▶ **What the exercise asks**
Tell how many lines carry the word "lineItemId"; the reply is the number and nothing else.
— Begin —
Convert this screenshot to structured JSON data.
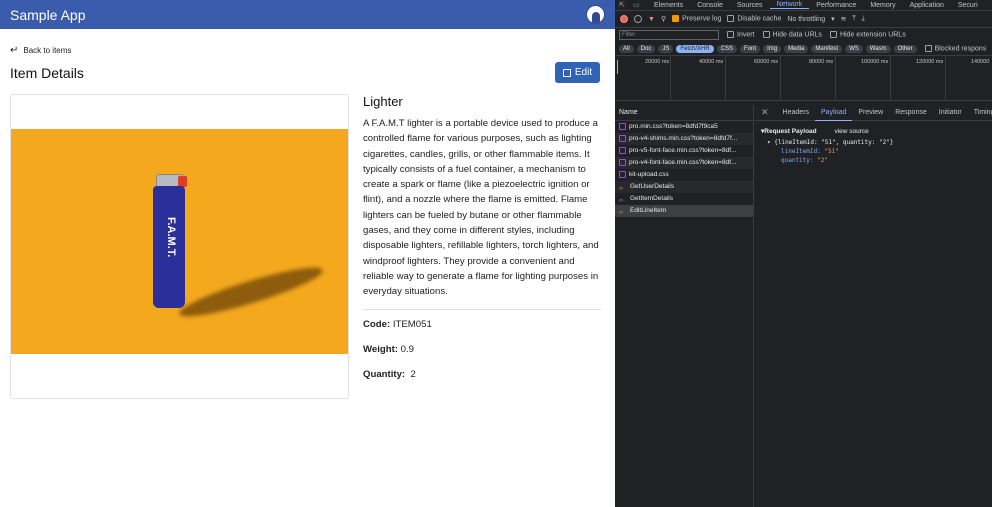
{
  "app": {
    "brand": "Sample App",
    "back_label": "Back to items",
    "page_title": "Item Details",
    "edit_label": "Edit"
  },
  "item": {
    "name": "Lighter",
    "description": "A F.A.M.T lighter is a portable device used to produce a controlled flame for various purposes, such as lighting cigarettes, candles, grills, or other flammable items. It typically consists of a fuel container, a mechanism to create a spark or flame (like a piezoelectric ignition or flint), and a nozzle where the flame is emitted. Flame lighters can be fueled by butane or other flammable gases, and they come in different styles, including disposable lighters, refillable lighters, torch lighters, and windproof lighters. They provide a convenient and reliable way to generate a flame for lighting purposes in everyday situations.",
    "code_label": "Code:",
    "code": "ITEM051",
    "weight_label": "Weight:",
    "weight": "0.9",
    "quantity_label": "Quantity:",
    "quantity": "2",
    "image_text": "F.A.M.T."
  },
  "devtools": {
    "tabs": [
      "Elements",
      "Console",
      "Sources",
      "Network",
      "Performance",
      "Memory",
      "Application",
      "Securi"
    ],
    "active_tab": "Network",
    "toolbar": {
      "preserve_log": "Preserve log",
      "disable_cache": "Disable cache",
      "throttling": "No throttling"
    },
    "filter": {
      "placeholder": "Filter",
      "invert": "Invert",
      "hide_data_urls": "Hide data URLs",
      "hide_extension_urls": "Hide extension URLs"
    },
    "types": [
      "All",
      "Doc",
      "JS",
      "Fetch/XHR",
      "CSS",
      "Font",
      "Img",
      "Media",
      "Manifest",
      "WS",
      "Wasm",
      "Other"
    ],
    "selected_type": "Fetch/XHR",
    "blocked_label": "Blocked respons",
    "timeline_ticks": [
      "20000 ms",
      "40000 ms",
      "60000 ms",
      "80000 ms",
      "100000 ms",
      "120000 ms",
      "140000"
    ],
    "name_header": "Name",
    "requests": [
      {
        "name": "pro.min.css?token=8dfd7f9ca5",
        "kind": "css"
      },
      {
        "name": "pro-v4-shims.min.css?token=8dfd7f...",
        "kind": "css"
      },
      {
        "name": "pro-v5-font-face.min.css?token=8df...",
        "kind": "css"
      },
      {
        "name": "pro-v4-font-face.min.css?token=8df...",
        "kind": "css"
      },
      {
        "name": "kit-upload.css",
        "kind": "css"
      },
      {
        "name": "GetUserDetails",
        "kind": "xhr"
      },
      {
        "name": "GetItemDetails",
        "kind": "xhr"
      },
      {
        "name": "EditLineItem",
        "kind": "xhr"
      }
    ],
    "detail_tabs": [
      "Headers",
      "Payload",
      "Preview",
      "Response",
      "Initiator",
      "Timing"
    ],
    "active_detail_tab": "Payload",
    "payload": {
      "header": "Request Payload",
      "view_source": "view source",
      "summary": "{lineItemId: \"51\", quantity: \"2\"}",
      "fields": [
        {
          "key": "lineItemId",
          "value": "\"51\""
        },
        {
          "key": "quantity",
          "value": "\"2\""
        }
      ]
    }
  }
}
— End —
▶ **Written response**
2